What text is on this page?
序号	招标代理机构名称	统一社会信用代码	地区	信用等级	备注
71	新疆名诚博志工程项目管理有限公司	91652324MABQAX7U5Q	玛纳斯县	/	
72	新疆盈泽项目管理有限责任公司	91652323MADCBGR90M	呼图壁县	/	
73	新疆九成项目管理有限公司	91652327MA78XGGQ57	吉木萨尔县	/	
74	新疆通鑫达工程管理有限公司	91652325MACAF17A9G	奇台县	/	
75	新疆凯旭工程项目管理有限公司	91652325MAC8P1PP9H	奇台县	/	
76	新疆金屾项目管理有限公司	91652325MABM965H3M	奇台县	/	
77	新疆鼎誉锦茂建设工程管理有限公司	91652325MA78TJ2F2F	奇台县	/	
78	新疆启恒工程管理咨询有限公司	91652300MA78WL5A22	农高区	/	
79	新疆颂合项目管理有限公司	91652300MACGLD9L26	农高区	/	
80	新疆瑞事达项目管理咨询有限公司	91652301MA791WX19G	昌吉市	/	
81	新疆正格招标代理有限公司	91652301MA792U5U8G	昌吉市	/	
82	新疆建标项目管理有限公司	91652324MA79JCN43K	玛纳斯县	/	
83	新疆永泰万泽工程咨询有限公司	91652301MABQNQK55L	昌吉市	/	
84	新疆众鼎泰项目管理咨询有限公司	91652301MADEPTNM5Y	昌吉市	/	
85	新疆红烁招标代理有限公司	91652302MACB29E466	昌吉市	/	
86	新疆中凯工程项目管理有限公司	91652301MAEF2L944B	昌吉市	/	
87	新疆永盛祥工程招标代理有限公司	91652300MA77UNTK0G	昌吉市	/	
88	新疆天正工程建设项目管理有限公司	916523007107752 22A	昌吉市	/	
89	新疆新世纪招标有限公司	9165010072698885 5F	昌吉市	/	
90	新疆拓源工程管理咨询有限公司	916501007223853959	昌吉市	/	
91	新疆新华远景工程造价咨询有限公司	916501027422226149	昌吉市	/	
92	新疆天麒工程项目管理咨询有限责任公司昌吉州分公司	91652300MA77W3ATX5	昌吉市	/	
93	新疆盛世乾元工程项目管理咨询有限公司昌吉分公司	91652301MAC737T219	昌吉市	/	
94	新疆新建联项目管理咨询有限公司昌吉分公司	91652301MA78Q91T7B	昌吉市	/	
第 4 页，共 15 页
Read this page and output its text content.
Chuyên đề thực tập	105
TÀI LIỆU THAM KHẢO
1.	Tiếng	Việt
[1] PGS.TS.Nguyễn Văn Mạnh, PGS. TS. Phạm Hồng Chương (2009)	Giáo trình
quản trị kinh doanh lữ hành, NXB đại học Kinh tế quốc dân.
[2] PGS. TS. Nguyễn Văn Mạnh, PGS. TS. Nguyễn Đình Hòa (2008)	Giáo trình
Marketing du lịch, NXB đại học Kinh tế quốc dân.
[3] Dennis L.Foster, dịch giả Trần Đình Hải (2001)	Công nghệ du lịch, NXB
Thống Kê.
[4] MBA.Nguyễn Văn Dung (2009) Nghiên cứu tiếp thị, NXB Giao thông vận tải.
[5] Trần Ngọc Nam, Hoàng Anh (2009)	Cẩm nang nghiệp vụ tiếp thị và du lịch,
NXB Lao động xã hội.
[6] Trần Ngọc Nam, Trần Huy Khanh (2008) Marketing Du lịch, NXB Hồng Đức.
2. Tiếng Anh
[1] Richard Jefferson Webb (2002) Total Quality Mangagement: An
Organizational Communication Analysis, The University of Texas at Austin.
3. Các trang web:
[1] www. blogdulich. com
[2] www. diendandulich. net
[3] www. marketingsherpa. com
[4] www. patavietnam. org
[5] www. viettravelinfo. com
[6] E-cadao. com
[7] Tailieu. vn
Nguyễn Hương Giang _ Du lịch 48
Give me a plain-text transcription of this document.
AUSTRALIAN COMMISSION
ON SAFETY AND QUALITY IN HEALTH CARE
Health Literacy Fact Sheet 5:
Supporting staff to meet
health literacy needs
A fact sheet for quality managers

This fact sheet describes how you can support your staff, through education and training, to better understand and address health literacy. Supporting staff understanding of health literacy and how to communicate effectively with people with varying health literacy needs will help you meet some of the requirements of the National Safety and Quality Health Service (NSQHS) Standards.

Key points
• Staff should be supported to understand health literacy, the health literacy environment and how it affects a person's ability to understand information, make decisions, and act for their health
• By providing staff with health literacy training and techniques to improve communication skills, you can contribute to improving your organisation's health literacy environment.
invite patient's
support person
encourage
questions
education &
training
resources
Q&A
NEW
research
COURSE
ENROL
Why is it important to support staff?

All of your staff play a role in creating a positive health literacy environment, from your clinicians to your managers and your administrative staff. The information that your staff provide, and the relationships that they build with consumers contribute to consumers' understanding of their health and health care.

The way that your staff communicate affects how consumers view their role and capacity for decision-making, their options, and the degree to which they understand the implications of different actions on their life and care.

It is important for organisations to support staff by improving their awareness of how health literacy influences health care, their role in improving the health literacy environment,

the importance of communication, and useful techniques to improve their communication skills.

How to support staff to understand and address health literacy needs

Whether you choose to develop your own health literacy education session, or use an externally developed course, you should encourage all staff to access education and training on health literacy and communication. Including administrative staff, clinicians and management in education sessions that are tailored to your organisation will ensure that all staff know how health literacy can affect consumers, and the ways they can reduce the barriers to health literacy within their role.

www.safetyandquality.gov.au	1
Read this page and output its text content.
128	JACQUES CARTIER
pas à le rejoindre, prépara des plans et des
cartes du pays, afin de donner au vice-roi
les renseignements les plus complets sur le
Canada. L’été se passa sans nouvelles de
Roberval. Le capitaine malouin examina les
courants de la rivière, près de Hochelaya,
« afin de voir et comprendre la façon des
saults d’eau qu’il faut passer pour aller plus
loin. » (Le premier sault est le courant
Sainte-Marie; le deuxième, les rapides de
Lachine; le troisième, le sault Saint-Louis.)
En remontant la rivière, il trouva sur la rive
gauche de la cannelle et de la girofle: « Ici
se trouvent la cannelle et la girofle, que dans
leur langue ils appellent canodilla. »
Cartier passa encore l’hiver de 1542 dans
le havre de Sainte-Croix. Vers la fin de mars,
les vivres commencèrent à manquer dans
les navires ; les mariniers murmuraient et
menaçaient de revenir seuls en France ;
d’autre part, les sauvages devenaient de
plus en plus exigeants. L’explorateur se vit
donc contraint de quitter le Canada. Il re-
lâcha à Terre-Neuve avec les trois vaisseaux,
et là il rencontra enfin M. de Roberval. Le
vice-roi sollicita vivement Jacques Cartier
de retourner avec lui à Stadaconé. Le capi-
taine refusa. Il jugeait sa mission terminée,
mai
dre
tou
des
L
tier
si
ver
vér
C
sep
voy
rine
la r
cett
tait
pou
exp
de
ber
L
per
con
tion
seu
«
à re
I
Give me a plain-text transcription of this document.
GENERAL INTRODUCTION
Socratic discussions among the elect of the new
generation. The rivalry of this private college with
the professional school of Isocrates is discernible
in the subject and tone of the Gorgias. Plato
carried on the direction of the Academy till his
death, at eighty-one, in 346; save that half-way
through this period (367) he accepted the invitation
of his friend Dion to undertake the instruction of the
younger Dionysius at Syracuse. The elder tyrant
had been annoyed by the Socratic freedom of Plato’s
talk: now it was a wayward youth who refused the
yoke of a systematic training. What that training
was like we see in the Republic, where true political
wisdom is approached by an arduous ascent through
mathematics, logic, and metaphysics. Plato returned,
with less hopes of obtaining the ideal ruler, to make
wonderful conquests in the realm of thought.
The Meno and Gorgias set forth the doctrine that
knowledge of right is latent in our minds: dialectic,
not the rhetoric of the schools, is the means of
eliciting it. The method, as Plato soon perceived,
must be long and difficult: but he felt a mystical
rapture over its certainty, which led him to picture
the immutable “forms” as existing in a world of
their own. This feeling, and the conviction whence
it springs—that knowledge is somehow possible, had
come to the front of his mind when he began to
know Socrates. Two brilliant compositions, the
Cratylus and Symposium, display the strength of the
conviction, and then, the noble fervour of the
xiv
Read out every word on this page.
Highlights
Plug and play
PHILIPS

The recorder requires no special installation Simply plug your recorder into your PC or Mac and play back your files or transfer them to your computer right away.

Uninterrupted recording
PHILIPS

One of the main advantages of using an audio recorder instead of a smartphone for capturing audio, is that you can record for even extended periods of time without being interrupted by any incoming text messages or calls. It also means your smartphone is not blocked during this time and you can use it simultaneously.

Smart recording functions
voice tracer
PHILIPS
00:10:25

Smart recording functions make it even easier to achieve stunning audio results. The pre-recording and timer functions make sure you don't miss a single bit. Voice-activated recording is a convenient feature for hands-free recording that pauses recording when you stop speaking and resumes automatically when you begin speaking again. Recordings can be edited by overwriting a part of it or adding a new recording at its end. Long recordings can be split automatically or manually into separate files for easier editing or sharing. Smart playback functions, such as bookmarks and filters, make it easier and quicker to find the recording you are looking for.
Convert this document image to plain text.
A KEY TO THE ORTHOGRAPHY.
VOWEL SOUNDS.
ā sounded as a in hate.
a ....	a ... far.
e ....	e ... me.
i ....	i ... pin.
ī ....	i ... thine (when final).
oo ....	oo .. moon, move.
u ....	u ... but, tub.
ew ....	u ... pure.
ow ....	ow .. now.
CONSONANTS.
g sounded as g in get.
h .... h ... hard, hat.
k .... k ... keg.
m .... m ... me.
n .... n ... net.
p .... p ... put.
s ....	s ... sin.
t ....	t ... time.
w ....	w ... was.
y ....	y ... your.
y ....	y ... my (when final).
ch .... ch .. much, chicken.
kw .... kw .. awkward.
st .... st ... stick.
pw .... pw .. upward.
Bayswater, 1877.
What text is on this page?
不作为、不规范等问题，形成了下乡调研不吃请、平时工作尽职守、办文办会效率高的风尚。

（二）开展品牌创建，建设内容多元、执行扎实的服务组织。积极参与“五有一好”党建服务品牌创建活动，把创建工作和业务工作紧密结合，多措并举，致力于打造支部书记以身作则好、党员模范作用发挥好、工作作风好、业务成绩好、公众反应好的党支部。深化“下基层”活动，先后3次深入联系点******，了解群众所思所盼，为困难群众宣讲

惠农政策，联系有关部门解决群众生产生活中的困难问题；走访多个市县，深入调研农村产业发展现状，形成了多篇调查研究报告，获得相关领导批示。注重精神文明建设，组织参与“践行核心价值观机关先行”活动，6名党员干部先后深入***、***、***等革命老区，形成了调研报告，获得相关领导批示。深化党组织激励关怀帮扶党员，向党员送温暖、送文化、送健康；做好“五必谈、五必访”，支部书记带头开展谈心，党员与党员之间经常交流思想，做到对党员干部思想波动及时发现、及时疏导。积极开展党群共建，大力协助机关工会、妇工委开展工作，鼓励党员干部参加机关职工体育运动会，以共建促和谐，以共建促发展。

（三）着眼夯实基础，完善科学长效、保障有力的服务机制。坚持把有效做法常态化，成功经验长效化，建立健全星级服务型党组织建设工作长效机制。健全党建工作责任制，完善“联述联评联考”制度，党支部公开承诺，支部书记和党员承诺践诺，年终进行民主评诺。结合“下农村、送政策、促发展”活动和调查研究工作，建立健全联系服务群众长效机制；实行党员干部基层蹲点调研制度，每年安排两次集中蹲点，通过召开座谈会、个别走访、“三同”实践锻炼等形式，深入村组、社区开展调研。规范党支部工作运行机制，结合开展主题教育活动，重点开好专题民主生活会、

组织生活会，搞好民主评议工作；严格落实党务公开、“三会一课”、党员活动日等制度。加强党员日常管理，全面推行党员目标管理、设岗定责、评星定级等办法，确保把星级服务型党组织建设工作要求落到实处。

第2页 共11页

● ● ● ● ●

Do this | Your task is to list each line of the records with the word "will".

Problem solution |
This fact sheet describes how you can support your staff, through education and training, to better understand and address health literacy. Supporting staff understanding of health literacy and how to communicate effectively with people with varying health literacy needs will help you meet some of the requirements of the National Safety and Quality Health Service (NSQHS) Standards.
Whether you choose to develop your own health literacy education session, or use an externally developed course, you should encourage all staff to access education and training on health literacy and communication. Including administrative staff, clinicians and management in education sessions that are tailored to your organisation will ensure that all staff know how health literacy can affect consumers, and the ways they can reduce the barriers to health literacy within their role.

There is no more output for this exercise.